GIVEN INSTRUCTION
Leaving the pictures aside, transcribe every line below exactly.
------ MATERIAL FOR THE TASK ------
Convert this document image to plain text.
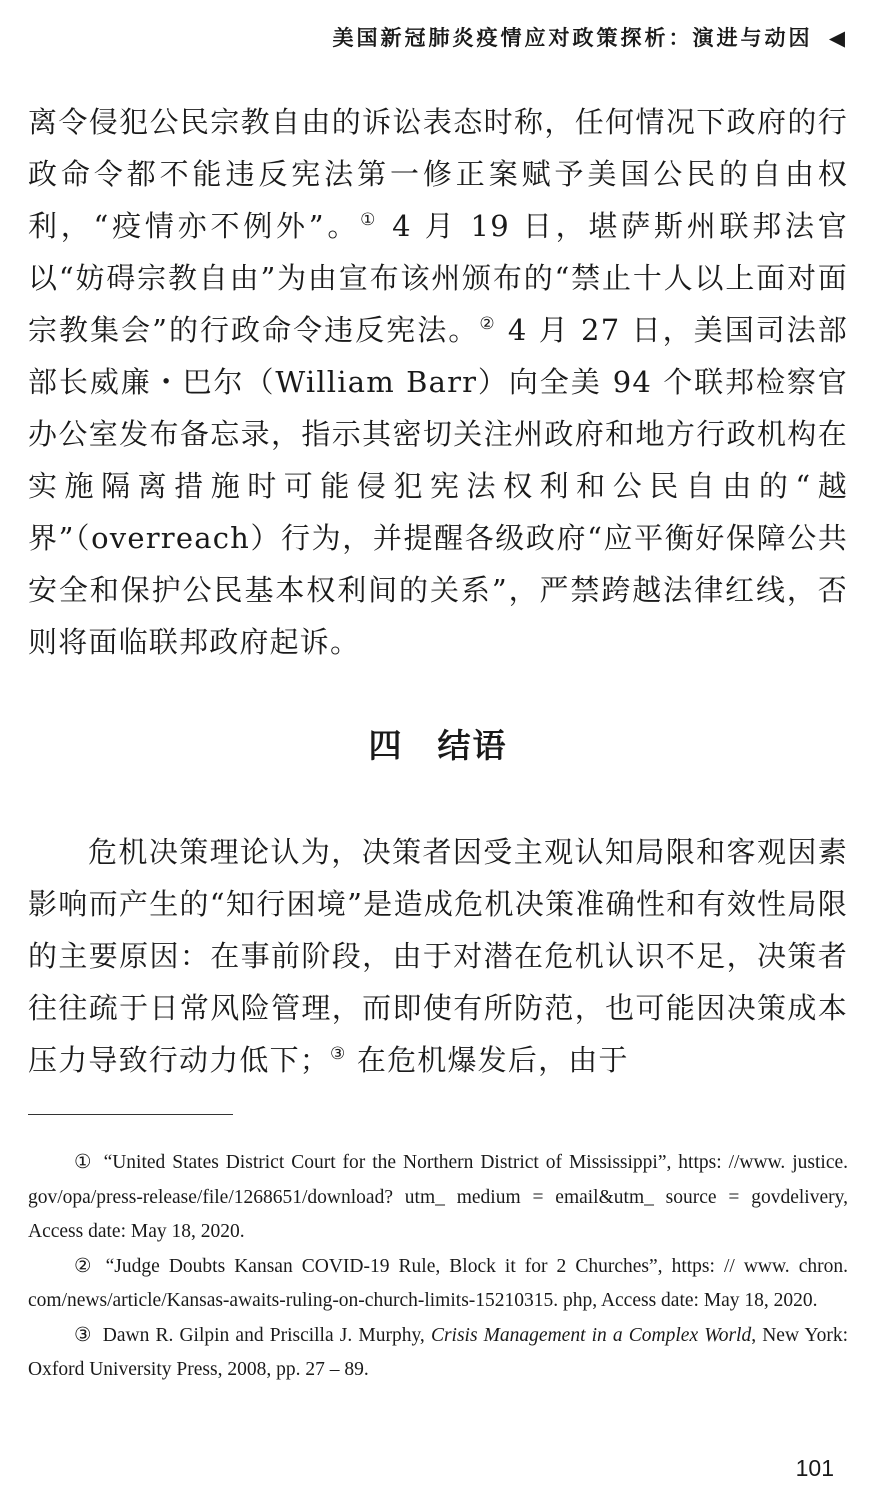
美国新冠肺炎疫情应对政策探析：演进与动因 ◀
离令侵犯公民宗教自由的诉讼表态时称，任何情况下政府的行政命令都不能违反宪法第一修正案赋予美国公民的自由权利，“疫情亦不例外”。① 4 月 19 日，堪萨斯州联邦法官以“妨碍宗教自由”为由宣布该州颁布的“禁止十人以上面对面宗教集会”的行政命令违反宪法。② 4 月 27 日，美国司法部部长威廉・巴尔（William Barr）向全美 94 个联邦检察官办公室发布备忘录，指示其密切关注州政府和地方行政机构在实施隔离措施时可能侵犯宪法权利和公民自由的“越界”（overreach）行为，并提醒各级政府“应平衡好保障公共安全和保护公民基本权利间的关系”，严禁跨越法律红线，否则将面临联邦政府起诉。
四 结语
危机决策理论认为，决策者因受主观认知局限和客观因素影响而产生的“知行困境”是造成危机决策准确性和有效性局限的主要原因：在事前阶段，由于对潜在危机认识不足，决策者往往疏于日常风险管理，而即使有所防范，也可能因决策成本压力导致行动力低下；③ 在危机爆发后，由于

① “United States District Court for the Northern District of Mississippi”, https: //www. justice. gov/opa/press-release/file/1268651/download? utm_ medium = email&utm_ source = govdelivery, Access date: May 18, 2020.

② “Judge Doubts Kansan COVID-19 Rule, Block it for 2 Churches”, https: // www. chron. com/news/article/Kansas-awaits-ruling-on-church-limits-15210315. php, Access date: May 18, 2020.

③ Dawn R. Gilpin and Priscilla J. Murphy, Crisis Management in a Complex World, New York: Oxford University Press, 2008, pp. 27 – 89.

101
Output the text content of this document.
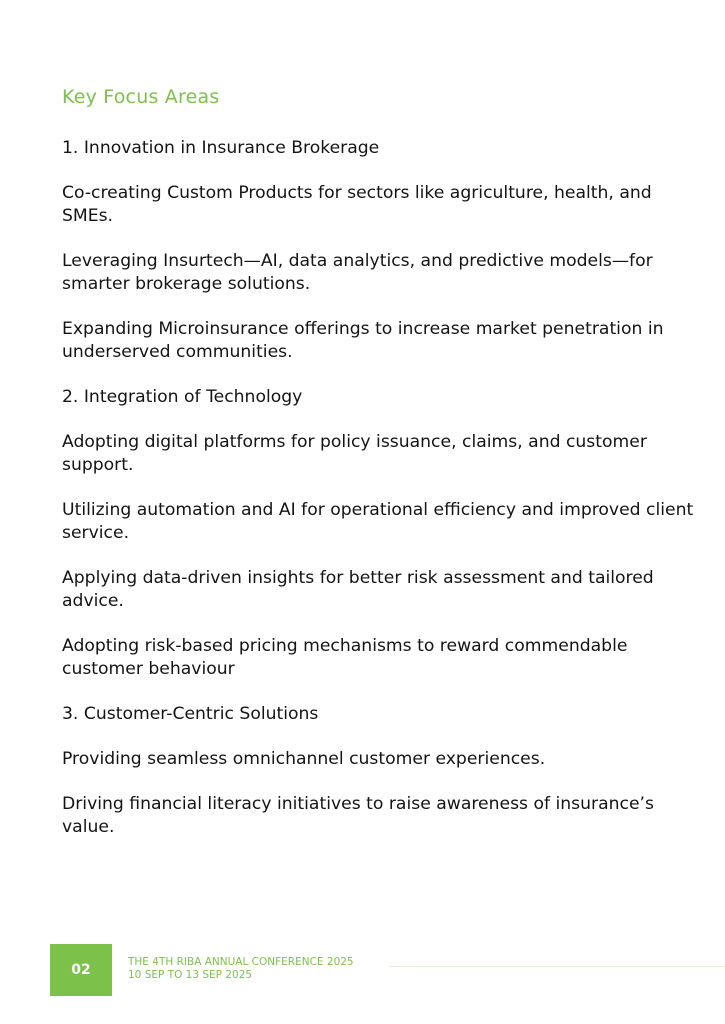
Key Focus Areas

1. Innovation in Insurance Brokerage

Co-creating Custom Products for sectors like agriculture, health, and SMEs.

Leveraging Insurtech—AI, data analytics, and predictive models—for smarter brokerage solutions.

Expanding Microinsurance offerings to increase market penetration in underserved communities.

2. Integration of Technology

Adopting digital platforms for policy issuance, claims, and customer support.

Utilizing automation and AI for operational efficiency and improved client service.

Applying data-driven insights for better risk assessment and tailored advice.

Adopting risk-based pricing mechanisms to reward commendable customer behaviour

3. Customer-Centric Solutions

Providing seamless omnichannel customer experiences.

Driving financial literacy initiatives to raise awareness of insurance’s value.

02	THE 4TH RIBA ANNUAL CONFERENCE 2025
10 SEP TO 13 SEP 2025
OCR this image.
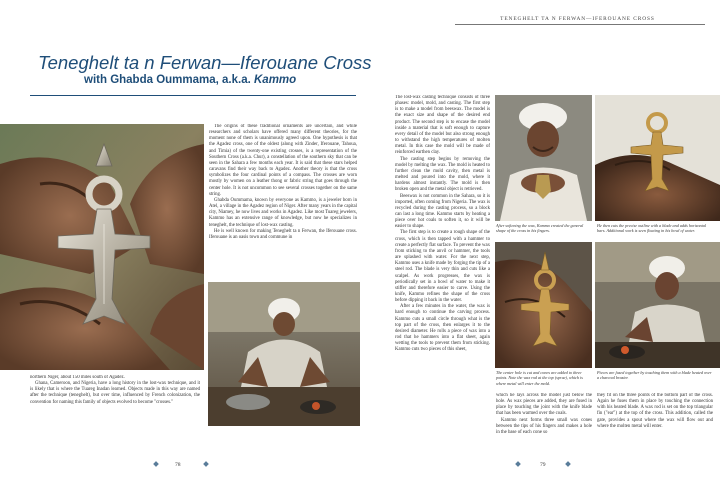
TENEGHELT TA N FERWAN—IFEROUANE CROSS
Teneghelt ta n Ferwan—Iferouane Cross
with Ghabda Oummama, a.k.a. Kammo

The origins of these traditional ornaments are uncertain, and while researchers and scholars have offered many different theories, for the moment none of them is unanimously agreed upon. One hypothesis is that the Agadez cross, one of the oldest (along with Zinder, Iferouane, Tahoua, and Timia) of the twenty-one existing crosses, is a representation of the Southern Cross (a.k.a. Chur), a constellation of the southern sky that can be seen in the Sahara a few months each year. It is said that these stars helped caravans find their way back to Agadez. Another theory is that the cross symbolizes the four cardinal points of a compass. The crosses are worn mostly by women on a leather thong or fabric string that goes through the center hole. It is not uncommon to see several crosses together on the same string.

Ghabda Oummama, known by everyone as Kammo, is a jeweler born in Atel, a village in the Agadez region of Niger. After many years in the capital city, Niamey, he now lives and works in Agadez. Like most Tuareg jewelers, Kammo has an extensive range of knowledge, but now he specializes in teneghelt, the technique of lost-wax casting.

He is well known for making Teneghelt ta n Ferwan, the Iferouane cross. Iferouane is an oasis town and commune in

northern Niger, about 150 miles south of Agadez.

Ghana, Cameroon, and Nigeria, have a long history in the lost-wax technique, and it is likely that is where the Tuareg Inadan learned. Objects made in this way are named after the technique (teneghelt), but over time, influenced by French colonization, the convention for naming this family of objects evolved to become "crosses."

The lost-wax casting technique consists of three phases: model, mold, and casting. The first step is to make a model from beeswax. The model is the exact size and shape of the desired end product. The second step is to encase the model inside a material that is soft enough to capture every detail of the model but also strong enough to withstand the high temperatures of molten metal. In this case the mold will be made of reinforced earthen clay.

The casting step begins by removing the model by melting the wax. The mold is heated to further clean the mold cavity, then metal is melted and poured into the mold, where it hardens almost instantly. The mold is then broken open and the metal object is retrieved.

Beeswax is not common in the Sahara, so it is imported, often coming from Nigeria. The wax is recycled during the casting process, so a block can last a long time. Kammo starts by heating a piece over hot coals to soften it, so it will be easier to shape.

The first step is to create a rough shape of the cross, which is then tapped with a hammer to create a perfectly flat surface. To prevent the wax from sticking to the anvil or hammer, the tools are splashed with water. For the next step, Kammo uses a knife made by forging the tip of a steel rod. The blade is very thin and cuts like a scalpel. As work progresses, the wax is periodically set in a bowl of water to make it stiffer and therefore easier to carve. Using the knife, Kammo refines the shape of the cross before dipping it back in the water.

After a few minutes in the water, the wax is hard enough to continue the carving process. Kammo cuts a small circle through what is the top part of the cross, then enlarges it to the desired diameter. He rolls a piece of wax into a rod that he hammers into a flat sheet, again wetting the tools to prevent them from sticking. Kammo cuts two pieces of this sheet,

After softening the wax, Kammo created the general shape of the cross in his fingers.
He then cuts the precise outline with a blade and adds horizontal bars. Additional work is seen floating in his bowl of water.
The center hole is cut and cones are added to three points. Note the wax rod at the top (sprue), which is where metal will enter the mold.
Pieces are fused together by touching them with a blade heated over a charcoal brazier.

which he lays across the model just below the hole. As wax pieces are added, they are fused in place by touching the joint with the knife blade that has been warmed over the coals.

Kammo next forms three small wax cones between the tips of his fingers and makes a hole in the base of each cone so

they fit on the three points of the bottom part of the cross. Again he fuses them in place by touching the connection with his heated blade. A wax rod is set on the top triangular fin ("ear") at the top of the cross. This addition, called the gate, provides a spout where the wax will flow out and where the molten metal will enter.

78	79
------
ANSWER TO THIS TASK
Convert this document image to plain text.
美国新冠肺炎疫情应对政策探析：演进与动因 ◀
离令侵犯公民宗教自由的诉讼表态时称，任何情况下政府的行政命令都不能违反宪法第一修正案赋予美国公民的自由权利，“疫情亦不例外”。① 4 月 19 日，堪萨斯州联邦法官以“妨碍宗教自由”为由宣布该州颁布的“禁止十人以上面对面宗教集会”的行政命令违反宪法。② 4 月 27 日，美国司法部部长威廉・巴尔（William Barr）向全美 94 个联邦检察官办公室发布备忘录，指示其密切关注州政府和地方行政机构在实施隔离措施时可能侵犯宪法权利和公民自由的“越界”（overreach）行为，并提醒各级政府“应平衡好保障公共安全和保护公民基本权利间的关系”，严禁跨越法律红线，否则将面临联邦政府起诉。
四 结语
危机决策理论认为，决策者因受主观认知局限和客观因素影响而产生的“知行困境”是造成危机决策准确性和有效性局限的主要原因：在事前阶段，由于对潜在危机认识不足，决策者往往疏于日常风险管理，而即使有所防范，也可能因决策成本压力导致行动力低下；③ 在危机爆发后，由于

① “United States District Court for the Northern District of Mississippi”, https: //www. justice. gov/opa/press-release/file/1268651/download? utm_ medium = email&utm_ source = govdelivery, Access date: May 18, 2020.

② “Judge Doubts Kansan COVID-19 Rule, Block it for 2 Churches”, https: // www. chron. com/news/article/Kansas-awaits-ruling-on-church-limits-15210315. php, Access date: May 18, 2020.

③ Dawn R. Gilpin and Priscilla J. Murphy, Crisis Management in a Complex World, New York: Oxford University Press, 2008, pp. 27 – 89.

101
Output the text content of this document.
Key Focus Areas

1. Innovation in Insurance Brokerage

Co-creating Custom Products for sectors like agriculture, health, and SMEs.

Leveraging Insurtech—AI, data analytics, and predictive models—for smarter brokerage solutions.

Expanding Microinsurance offerings to increase market penetration in underserved communities.

2. Integration of Technology

Adopting digital platforms for policy issuance, claims, and customer support.

Utilizing automation and AI for operational efficiency and improved client service.

Applying data-driven insights for better risk assessment and tailored advice.

Adopting risk-based pricing mechanisms to reward commendable customer behaviour

3. Customer-Centric Solutions

Providing seamless omnichannel customer experiences.

Driving financial literacy initiatives to raise awareness of insurance’s value.

02	THE 4TH RIBA ANNUAL CONFERENCE 2025
10 SEP TO 13 SEP 2025
OCR this image.
TENEGHELT TA N FERWAN—IFEROUANE CROSS
Teneghelt ta n Ferwan—Iferouane Cross
with Ghabda Oummama, a.k.a. Kammo

The origins of these traditional ornaments are uncertain, and while researchers and scholars have offered many different theories, for the moment none of them is unanimously agreed upon. One hypothesis is that the Agadez cross, one of the oldest (along with Zinder, Iferouane, Tahoua, and Timia) of the twenty-one existing crosses, is a representation of the Southern Cross (a.k.a. Chur), a constellation of the southern sky that can be seen in the Sahara a few months each year. It is said that these stars helped caravans find their way back to Agadez. Another theory is that the cross symbolizes the four cardinal points of a compass. The crosses are worn mostly by women on a leather thong or fabric string that goes through the center hole. It is not uncommon to see several crosses together on the same string.

Ghabda Oummama, known by everyone as Kammo, is a jeweler born in Atel, a village in the Agadez region of Niger. After many years in the capital city, Niamey, he now lives and works in Agadez. Like most Tuareg jewelers, Kammo has an extensive range of knowledge, but now he specializes in teneghelt, the technique of lost-wax casting.

He is well known for making Teneghelt ta n Ferwan, the Iferouane cross. Iferouane is an oasis town and commune in

northern Niger, about 150 miles south of Agadez.

Ghana, Cameroon, and Nigeria, have a long history in the lost-wax technique, and it is likely that is where the Tuareg Inadan learned. Objects made in this way are named after the technique (teneghelt), but over time, influenced by French colonization, the convention for naming this family of objects evolved to become "crosses."

The lost-wax casting technique consists of three phases: model, mold, and casting. The first step is to make a model from beeswax. The model is the exact size and shape of the desired end product. The second step is to encase the model inside a material that is soft enough to capture every detail of the model but also strong enough to withstand the high temperatures of molten metal. In this case the mold will be made of reinforced earthen clay.

The casting step begins by removing the model by melting the wax. The mold is heated to further clean the mold cavity, then metal is melted and poured into the mold, where it hardens almost instantly. The mold is then broken open and the metal object is retrieved.

Beeswax is not common in the Sahara, so it is imported, often coming from Nigeria. The wax is recycled during the casting process, so a block can last a long time. Kammo starts by heating a piece over hot coals to soften it, so it will be easier to shape.

The first step is to create a rough shape of the cross, which is then tapped with a hammer to create a perfectly flat surface. To prevent the wax from sticking to the anvil or hammer, the tools are splashed with water. For the next step, Kammo uses a knife made by forging the tip of a steel rod. The blade is very thin and cuts like a scalpel. As work progresses, the wax is periodically set in a bowl of water to make it stiffer and therefore easier to carve. Using the knife, Kammo refines the shape of the cross before dipping it back in the water.

After a few minutes in the water, the wax is hard enough to continue the carving process. Kammo cuts a small circle through what is the top part of the cross, then enlarges it to the desired diameter. He rolls a piece of wax into a rod that he hammers into a flat sheet, again wetting the tools to prevent them from sticking. Kammo cuts two pieces of this sheet,

After softening the wax, Kammo created the general shape of the cross in his fingers.
He then cuts the precise outline with a blade and adds horizontal bars. Additional work is seen floating in his bowl of water.
The center hole is cut and cones are added to three points. Note the wax rod at the top (sprue), which is where metal will enter the mold.
Pieces are fused together by touching them with a blade heated over a charcoal brazier.

which he lays across the model just below the hole. As wax pieces are added, they are fused in place by touching the joint with the knife blade that has been warmed over the coals.

Kammo next forms three small wax cones between the tips of his fingers and makes a hole in the base of each cone so

they fit on the three points of the bottom part of the cross. Again he fuses them in place by touching the connection with his heated blade. A wax rod is set on the top triangular fin ("ear") at the top of the cross. This addition, called the gate, provides a spout where the wax will flow out and where the molten metal will enter.

78	79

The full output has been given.